▶ **TASK DESCRIPTION**:
Return every line of the data below verbatim, with no changes, additions, or omissions.

▶ **DATASET EXTRACT**:
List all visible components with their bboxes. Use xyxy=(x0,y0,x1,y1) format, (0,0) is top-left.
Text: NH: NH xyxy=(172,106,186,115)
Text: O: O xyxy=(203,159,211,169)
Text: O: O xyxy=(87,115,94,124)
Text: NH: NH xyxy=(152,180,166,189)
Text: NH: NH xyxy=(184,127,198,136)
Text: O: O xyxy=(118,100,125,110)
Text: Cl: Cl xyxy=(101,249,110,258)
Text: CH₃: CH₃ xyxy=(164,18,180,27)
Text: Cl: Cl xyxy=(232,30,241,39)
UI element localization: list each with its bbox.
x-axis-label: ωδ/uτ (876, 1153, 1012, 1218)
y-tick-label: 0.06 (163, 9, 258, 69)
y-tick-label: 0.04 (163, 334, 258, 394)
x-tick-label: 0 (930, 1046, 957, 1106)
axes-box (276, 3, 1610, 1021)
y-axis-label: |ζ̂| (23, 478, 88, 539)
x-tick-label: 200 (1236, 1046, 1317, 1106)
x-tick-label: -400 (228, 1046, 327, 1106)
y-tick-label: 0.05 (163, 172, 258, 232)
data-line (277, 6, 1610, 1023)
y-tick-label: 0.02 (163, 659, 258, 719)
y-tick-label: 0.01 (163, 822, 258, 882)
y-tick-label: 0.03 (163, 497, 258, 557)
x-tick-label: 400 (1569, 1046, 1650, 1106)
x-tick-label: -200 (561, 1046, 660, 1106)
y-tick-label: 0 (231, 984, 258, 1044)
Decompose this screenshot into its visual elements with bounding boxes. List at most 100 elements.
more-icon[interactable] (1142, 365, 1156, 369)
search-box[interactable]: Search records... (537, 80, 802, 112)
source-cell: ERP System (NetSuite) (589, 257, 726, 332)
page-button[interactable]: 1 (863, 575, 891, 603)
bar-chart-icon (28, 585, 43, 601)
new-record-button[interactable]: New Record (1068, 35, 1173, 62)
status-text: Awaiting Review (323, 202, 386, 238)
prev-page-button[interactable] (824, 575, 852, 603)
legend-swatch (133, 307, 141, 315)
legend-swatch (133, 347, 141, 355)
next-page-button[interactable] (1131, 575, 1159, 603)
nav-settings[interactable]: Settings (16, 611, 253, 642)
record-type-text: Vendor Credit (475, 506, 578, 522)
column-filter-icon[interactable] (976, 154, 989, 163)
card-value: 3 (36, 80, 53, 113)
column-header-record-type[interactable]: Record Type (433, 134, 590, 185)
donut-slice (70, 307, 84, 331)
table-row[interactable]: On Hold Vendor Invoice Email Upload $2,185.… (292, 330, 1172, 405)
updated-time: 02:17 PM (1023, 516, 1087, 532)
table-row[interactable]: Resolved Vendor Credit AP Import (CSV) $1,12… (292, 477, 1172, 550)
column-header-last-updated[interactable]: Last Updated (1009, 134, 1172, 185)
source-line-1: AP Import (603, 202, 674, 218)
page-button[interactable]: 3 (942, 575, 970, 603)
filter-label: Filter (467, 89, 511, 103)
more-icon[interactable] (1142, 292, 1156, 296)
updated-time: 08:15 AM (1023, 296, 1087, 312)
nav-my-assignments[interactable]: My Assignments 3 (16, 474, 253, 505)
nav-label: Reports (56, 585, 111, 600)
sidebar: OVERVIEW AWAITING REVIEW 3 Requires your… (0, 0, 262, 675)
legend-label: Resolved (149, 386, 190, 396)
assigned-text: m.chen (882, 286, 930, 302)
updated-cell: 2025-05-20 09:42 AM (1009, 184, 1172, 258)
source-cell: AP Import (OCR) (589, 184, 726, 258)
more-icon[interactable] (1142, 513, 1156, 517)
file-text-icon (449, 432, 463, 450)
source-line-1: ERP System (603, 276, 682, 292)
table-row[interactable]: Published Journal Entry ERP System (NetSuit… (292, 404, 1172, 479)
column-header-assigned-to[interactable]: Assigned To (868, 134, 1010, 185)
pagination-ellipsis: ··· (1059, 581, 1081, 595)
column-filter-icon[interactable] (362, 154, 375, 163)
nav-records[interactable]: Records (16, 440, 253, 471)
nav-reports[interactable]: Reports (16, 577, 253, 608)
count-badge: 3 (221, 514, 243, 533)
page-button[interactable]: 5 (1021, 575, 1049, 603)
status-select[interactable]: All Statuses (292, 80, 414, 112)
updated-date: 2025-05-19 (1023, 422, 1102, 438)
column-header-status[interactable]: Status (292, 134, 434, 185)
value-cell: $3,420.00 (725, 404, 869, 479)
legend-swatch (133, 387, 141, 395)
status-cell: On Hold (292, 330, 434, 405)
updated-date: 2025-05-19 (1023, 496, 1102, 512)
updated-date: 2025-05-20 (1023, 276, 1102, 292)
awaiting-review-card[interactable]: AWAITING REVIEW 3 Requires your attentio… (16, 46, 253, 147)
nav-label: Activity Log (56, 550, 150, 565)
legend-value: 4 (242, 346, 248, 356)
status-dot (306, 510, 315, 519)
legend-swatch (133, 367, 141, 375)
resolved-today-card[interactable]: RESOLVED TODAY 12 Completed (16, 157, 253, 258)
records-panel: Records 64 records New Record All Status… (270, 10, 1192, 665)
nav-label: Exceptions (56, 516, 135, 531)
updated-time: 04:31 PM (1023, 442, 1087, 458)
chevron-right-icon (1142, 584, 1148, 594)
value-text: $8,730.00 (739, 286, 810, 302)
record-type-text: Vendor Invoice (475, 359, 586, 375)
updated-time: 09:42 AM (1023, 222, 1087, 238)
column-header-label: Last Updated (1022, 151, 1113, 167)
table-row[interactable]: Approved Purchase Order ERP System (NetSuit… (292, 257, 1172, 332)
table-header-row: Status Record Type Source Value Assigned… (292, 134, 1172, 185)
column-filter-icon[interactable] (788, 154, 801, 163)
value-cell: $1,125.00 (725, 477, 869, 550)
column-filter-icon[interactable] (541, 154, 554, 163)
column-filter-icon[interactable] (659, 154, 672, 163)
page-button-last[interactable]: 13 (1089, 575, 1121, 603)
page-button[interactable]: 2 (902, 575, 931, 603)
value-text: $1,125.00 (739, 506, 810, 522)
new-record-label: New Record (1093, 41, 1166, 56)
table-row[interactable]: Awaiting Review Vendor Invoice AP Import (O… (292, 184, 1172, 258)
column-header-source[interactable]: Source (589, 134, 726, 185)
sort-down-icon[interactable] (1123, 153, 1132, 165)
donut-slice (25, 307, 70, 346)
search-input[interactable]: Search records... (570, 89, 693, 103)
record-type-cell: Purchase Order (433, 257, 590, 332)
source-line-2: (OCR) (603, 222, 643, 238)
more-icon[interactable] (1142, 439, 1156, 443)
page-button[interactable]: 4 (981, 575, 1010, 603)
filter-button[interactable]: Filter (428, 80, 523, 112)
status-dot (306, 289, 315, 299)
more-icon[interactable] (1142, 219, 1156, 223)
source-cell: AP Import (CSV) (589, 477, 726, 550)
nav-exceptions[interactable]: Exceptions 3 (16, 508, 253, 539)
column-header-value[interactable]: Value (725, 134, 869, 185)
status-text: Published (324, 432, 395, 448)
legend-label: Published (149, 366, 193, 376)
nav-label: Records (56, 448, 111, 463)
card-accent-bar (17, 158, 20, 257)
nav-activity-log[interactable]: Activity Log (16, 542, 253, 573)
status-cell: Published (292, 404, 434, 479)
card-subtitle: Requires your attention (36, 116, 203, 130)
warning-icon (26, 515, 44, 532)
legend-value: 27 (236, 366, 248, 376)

▶ **RESULT OF THE EXERCISE**:
List all visible components with their bboxes. Use xyxy=(x0,y0,x1,y1) format, (0,0) is top-left.
Text: NH: NH xyxy=(172,106,186,115)
Text: O: O xyxy=(203,159,211,169)
Text: O: O xyxy=(87,115,94,124)
Text: NH: NH xyxy=(152,180,166,189)
Text: NH: NH xyxy=(184,127,198,136)
Text: O: O xyxy=(118,100,125,110)
Text: Cl: Cl xyxy=(101,249,110,258)
Text: CH₃: CH₃ xyxy=(164,18,180,27)
Text: Cl: Cl xyxy=(232,30,241,39)
UI element localization: list each with its bbox.
x-axis-label: ωδ/uτ (876, 1153, 1012, 1218)
y-tick-label: 0.06 (163, 9, 258, 69)
y-tick-label: 0.04 (163, 334, 258, 394)
x-tick-label: 0 (930, 1046, 957, 1106)
axes-box (276, 3, 1610, 1021)
y-axis-label: |ζ̂| (23, 478, 88, 539)
x-tick-label: 200 (1236, 1046, 1317, 1106)
x-tick-label: -400 (228, 1046, 327, 1106)
y-tick-label: 0.05 (163, 172, 258, 232)
data-line (277, 6, 1610, 1023)
y-tick-label: 0.02 (163, 659, 258, 719)
y-tick-label: 0.01 (163, 822, 258, 882)
y-tick-label: 0.03 (163, 497, 258, 557)
x-tick-label: 400 (1569, 1046, 1650, 1106)
x-tick-label: -200 (561, 1046, 660, 1106)
y-tick-label: 0 (231, 984, 258, 1044)
Decompose this screenshot into its visual elements with bounding boxes. List at most 100 elements.
more-icon[interactable] (1142, 365, 1156, 369)
search-box[interactable]: Search records... (537, 80, 802, 112)
source-cell: ERP System (NetSuite) (589, 257, 726, 332)
page-button[interactable]: 1 (863, 575, 891, 603)
bar-chart-icon (28, 585, 43, 601)
new-record-button[interactable]: New Record (1068, 35, 1173, 62)
status-text: Awaiting Review (323, 202, 386, 238)
prev-page-button[interactable] (824, 575, 852, 603)
legend-swatch (133, 307, 141, 315)
legend-swatch (133, 347, 141, 355)
next-page-button[interactable] (1131, 575, 1159, 603)
nav-settings[interactable]: Settings (16, 611, 253, 642)
record-type-text: Vendor Credit (475, 506, 578, 522)
column-filter-icon[interactable] (976, 154, 989, 163)
card-value: 3 (36, 80, 53, 113)
column-header-record-type[interactable]: Record Type (433, 134, 590, 185)
donut-slice (70, 307, 84, 331)
table-row[interactable]: On Hold Vendor Invoice Email Upload $2,185.… (292, 330, 1172, 405)
updated-time: 02:17 PM (1023, 516, 1087, 532)
table-row[interactable]: Resolved Vendor Credit AP Import (CSV) $1,12… (292, 477, 1172, 550)
column-header-last-updated[interactable]: Last Updated (1009, 134, 1172, 185)
source-line-1: AP Import (603, 202, 674, 218)
page-button[interactable]: 3 (942, 575, 970, 603)
filter-label: Filter (467, 89, 511, 103)
more-icon[interactable] (1142, 292, 1156, 296)
updated-time: 08:15 AM (1023, 296, 1087, 312)
nav-my-assignments[interactable]: My Assignments 3 (16, 474, 253, 505)
nav-label: Reports (56, 585, 111, 600)
sidebar: OVERVIEW AWAITING REVIEW 3 Requires your… (0, 0, 262, 675)
legend-label: Resolved (149, 386, 190, 396)
assigned-text: m.chen (882, 286, 930, 302)
updated-cell: 2025-05-20 09:42 AM (1009, 184, 1172, 258)
source-cell: AP Import (OCR) (589, 184, 726, 258)
more-icon[interactable] (1142, 513, 1156, 517)
file-text-icon (449, 432, 463, 450)
source-line-1: ERP System (603, 276, 682, 292)
table-row[interactable]: Published Journal Entry ERP System (NetSuit… (292, 404, 1172, 479)
column-header-assigned-to[interactable]: Assigned To (868, 134, 1010, 185)
pagination-ellipsis: ··· (1059, 581, 1081, 595)
column-filter-icon[interactable] (362, 154, 375, 163)
nav-records[interactable]: Records (16, 440, 253, 471)
nav-reports[interactable]: Reports (16, 577, 253, 608)
count-badge: 3 (221, 514, 243, 533)
page-button[interactable]: 5 (1021, 575, 1049, 603)
status-select[interactable]: All Statuses (292, 80, 414, 112)
updated-date: 2025-05-19 (1023, 422, 1102, 438)
column-header-status[interactable]: Status (292, 134, 434, 185)
value-cell: $3,420.00 (725, 404, 869, 479)
legend-swatch (133, 387, 141, 395)
status-cell: On Hold (292, 330, 434, 405)
updated-date: 2025-05-19 (1023, 496, 1102, 512)
updated-date: 2025-05-20 (1023, 276, 1102, 292)
awaiting-review-card[interactable]: AWAITING REVIEW 3 Requires your attentio… (16, 46, 253, 147)
nav-label: Activity Log (56, 550, 150, 565)
legend-value: 4 (242, 346, 248, 356)
status-dot (306, 510, 315, 519)
legend-swatch (133, 367, 141, 375)
resolved-today-card[interactable]: RESOLVED TODAY 12 Completed (16, 157, 253, 258)
records-panel: Records 64 records New Record All Status… (270, 10, 1192, 665)
nav-label: Exceptions (56, 516, 135, 531)
updated-time: 04:31 PM (1023, 442, 1087, 458)
chevron-right-icon (1142, 584, 1148, 594)
value-text: $8,730.00 (739, 286, 810, 302)
record-type-text: Vendor Invoice (475, 359, 586, 375)
updated-time: 09:42 AM (1023, 222, 1087, 238)
column-header-label: Last Updated (1022, 151, 1113, 167)
table-row[interactable]: Approved Purchase Order ERP System (NetSuit… (292, 257, 1172, 332)
table-header-row: Status Record Type Source Value Assigned… (292, 134, 1172, 185)
column-filter-icon[interactable] (788, 154, 801, 163)
value-cell: $1,125.00 (725, 477, 869, 550)
column-filter-icon[interactable] (541, 154, 554, 163)
column-filter-icon[interactable] (659, 154, 672, 163)
page-button-last[interactable]: 13 (1089, 575, 1121, 603)
page-button[interactable]: 2 (902, 575, 931, 603)
value-text: $1,125.00 (739, 506, 810, 522)
new-record-label: New Record (1093, 41, 1166, 56)
table-row[interactable]: Awaiting Review Vendor Invoice AP Import (O… (292, 184, 1172, 258)
column-header-source[interactable]: Source (589, 134, 726, 185)
sort-down-icon[interactable] (1123, 153, 1132, 165)
donut-slice (25, 307, 70, 346)
search-input[interactable]: Search records... (570, 89, 693, 103)
record-type-cell: Purchase Order (433, 257, 590, 332)
source-line-2: (OCR) (603, 222, 643, 238)
more-icon[interactable] (1142, 439, 1156, 443)
page-button[interactable]: 4 (981, 575, 1010, 603)
filter-button[interactable]: Filter (428, 80, 523, 112)
status-dot (306, 289, 315, 299)
more-icon[interactable] (1142, 219, 1156, 223)
source-cell: AP Import (CSV) (589, 477, 726, 550)
nav-exceptions[interactable]: Exceptions 3 (16, 508, 253, 539)
column-header-value[interactable]: Value (725, 134, 869, 185)
status-text: Published (324, 432, 395, 448)
legend-label: Published (149, 366, 193, 376)
nav-label: Records (56, 448, 111, 463)
card-accent-bar (17, 158, 20, 257)
nav-activity-log[interactable]: Activity Log (16, 542, 253, 573)
status-cell: Published (292, 404, 434, 479)
card-subtitle: Requires your attention (36, 116, 203, 130)
warning-icon (26, 515, 44, 532)
legend-value: 27 (236, 366, 248, 376)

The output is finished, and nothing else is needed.